* Task details: Copy out the records below line for line, leaving out the pictures.
================================
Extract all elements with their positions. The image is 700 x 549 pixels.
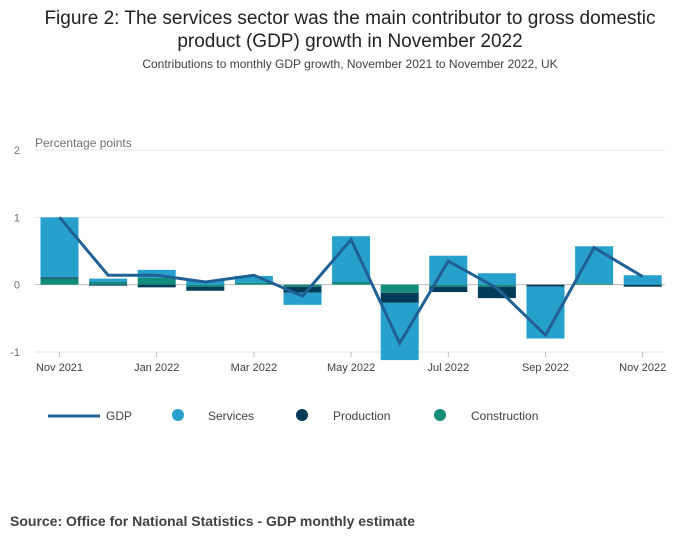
bar-construction	[234, 282, 273, 285]
bar-services	[283, 292, 322, 305]
legend-construction-swatch	[434, 409, 446, 421]
y-axis-title: Percentage points	[35, 136, 132, 150]
x-tick-label: May 2022	[327, 362, 375, 374]
bar-services	[234, 275, 273, 283]
gdp-line-group	[58, 216, 644, 347]
bar-production	[526, 284, 565, 287]
bar-services	[623, 275, 662, 285]
bar-services	[332, 236, 371, 282]
bar-construction	[89, 281, 128, 285]
bar-services	[89, 278, 128, 282]
bar-construction	[380, 284, 419, 293]
bar-construction	[186, 284, 225, 287]
bar-production	[623, 284, 662, 287]
y-axis-ticks: 2 1 0 -1	[10, 145, 20, 359]
source-note: Source: Office for National Statistics -…	[10, 513, 416, 529]
bar-construction	[429, 284, 468, 287]
legend-services-swatch	[172, 409, 184, 421]
bar-production	[283, 286, 322, 293]
legend-gdp-label: GDP	[106, 409, 132, 423]
bar-production	[186, 286, 225, 291]
bar-services	[380, 302, 419, 361]
x-tick-label: Jan 2022	[134, 362, 179, 374]
x-tick-label: Mar 2022	[231, 362, 277, 374]
bar-production	[380, 292, 419, 303]
x-tick-label: Nov 2021	[36, 362, 83, 374]
chart-svg: 2 1 0 -1 Percentage points Nov 2021 Jan 2022…	[10, 136, 666, 423]
chart-subtitle: Contributions to monthly GDP growth, Nov…	[142, 57, 558, 71]
bar-production	[40, 277, 79, 279]
bar-services	[477, 273, 516, 285]
x-tick-label: Jul 2022	[428, 362, 470, 374]
bar-services	[575, 246, 614, 284]
y-tick-label: 0	[14, 280, 20, 292]
bar-construction	[575, 283, 614, 285]
bars-group	[40, 217, 662, 361]
legend-services-label: Services	[208, 409, 254, 423]
bar-construction	[477, 284, 516, 287]
bar-production	[89, 284, 128, 286]
bar-services	[40, 217, 79, 278]
y-tick-label: -1	[10, 347, 20, 359]
legend: GDP Services Production Construction	[48, 409, 538, 423]
bar-production	[429, 286, 468, 293]
bar-construction	[332, 281, 371, 285]
legend-construction-label: Construction	[471, 409, 538, 423]
y-tick-label: 2	[14, 145, 20, 157]
bar-production	[477, 286, 516, 299]
bar-construction	[40, 278, 79, 285]
bar-construction	[137, 277, 176, 285]
legend-production-label: Production	[333, 409, 390, 423]
bar-construction	[283, 284, 322, 287]
chart-title: Figure 2: The services sector was the ma…	[44, 8, 656, 52]
x-axis: Nov 2021 Jan 2022 Mar 2022 May 2022 Jul 2022…	[36, 352, 666, 374]
legend-production-swatch	[296, 409, 308, 421]
bar-production	[137, 284, 176, 288]
gdp-line	[58, 216, 644, 347]
y-tick-label: 1	[14, 212, 20, 224]
x-tick-label: Nov 2022	[619, 362, 666, 374]
x-tick-label: Sep 2022	[522, 362, 569, 374]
================================
* Task output:
Extract all elements with their positions. The image is 700 x 549 pixels.
bar-construction	[234, 282, 273, 285]
bar-services	[283, 292, 322, 305]
legend-construction-swatch	[434, 409, 446, 421]
y-axis-title: Percentage points	[35, 136, 132, 150]
x-tick-label: May 2022	[327, 362, 375, 374]
bar-services	[234, 275, 273, 283]
gdp-line-group	[58, 216, 644, 347]
bar-production	[526, 284, 565, 287]
bar-services	[623, 275, 662, 285]
bar-services	[332, 236, 371, 282]
bar-construction	[89, 281, 128, 285]
bar-services	[89, 278, 128, 282]
bar-construction	[380, 284, 419, 293]
bar-construction	[186, 284, 225, 287]
bar-production	[623, 284, 662, 287]
y-axis-ticks: 2 1 0 -1	[10, 145, 20, 359]
source-note: Source: Office for National Statistics -…	[10, 513, 416, 529]
bar-construction	[429, 284, 468, 287]
legend-services-swatch	[172, 409, 184, 421]
bar-production	[283, 286, 322, 293]
legend-gdp-label: GDP	[106, 409, 132, 423]
bar-production	[186, 286, 225, 291]
bar-services	[380, 302, 419, 361]
x-tick-label: Jan 2022	[134, 362, 179, 374]
x-tick-label: Mar 2022	[231, 362, 277, 374]
bar-production	[380, 292, 419, 303]
x-tick-label: Nov 2021	[36, 362, 83, 374]
chart-svg: 2 1 0 -1 Percentage points Nov 2021 Jan 2022…	[10, 136, 666, 423]
chart-subtitle: Contributions to monthly GDP growth, Nov…	[142, 57, 558, 71]
bar-production	[40, 277, 79, 279]
bar-services	[477, 273, 516, 285]
x-tick-label: Jul 2022	[428, 362, 470, 374]
bar-services	[575, 246, 614, 284]
y-tick-label: 0	[14, 280, 20, 292]
bar-construction	[575, 283, 614, 285]
bars-group	[40, 217, 662, 361]
legend-services-label: Services	[208, 409, 254, 423]
bar-construction	[477, 284, 516, 287]
bar-production	[89, 284, 128, 286]
bar-services	[40, 217, 79, 278]
y-tick-label: -1	[10, 347, 20, 359]
legend: GDP Services Production Construction	[48, 409, 538, 423]
bar-production	[429, 286, 468, 293]
bar-construction	[332, 281, 371, 285]
legend-construction-label: Construction	[471, 409, 538, 423]
y-tick-label: 2	[14, 145, 20, 157]
bar-production	[477, 286, 516, 299]
bar-construction	[40, 278, 79, 285]
bar-construction	[137, 277, 176, 285]
legend-production-label: Production	[333, 409, 390, 423]
bar-construction	[283, 284, 322, 287]
chart-title: Figure 2: The services sector was the ma…	[44, 8, 656, 52]
x-axis: Nov 2021 Jan 2022 Mar 2022 May 2022 Jul 2022…	[36, 352, 666, 374]
legend-production-swatch	[296, 409, 308, 421]
bar-production	[137, 284, 176, 288]
gdp-line	[58, 216, 644, 347]
y-tick-label: 1	[14, 212, 20, 224]
x-tick-label: Nov 2022	[619, 362, 666, 374]
x-tick-label: Sep 2022	[522, 362, 569, 374]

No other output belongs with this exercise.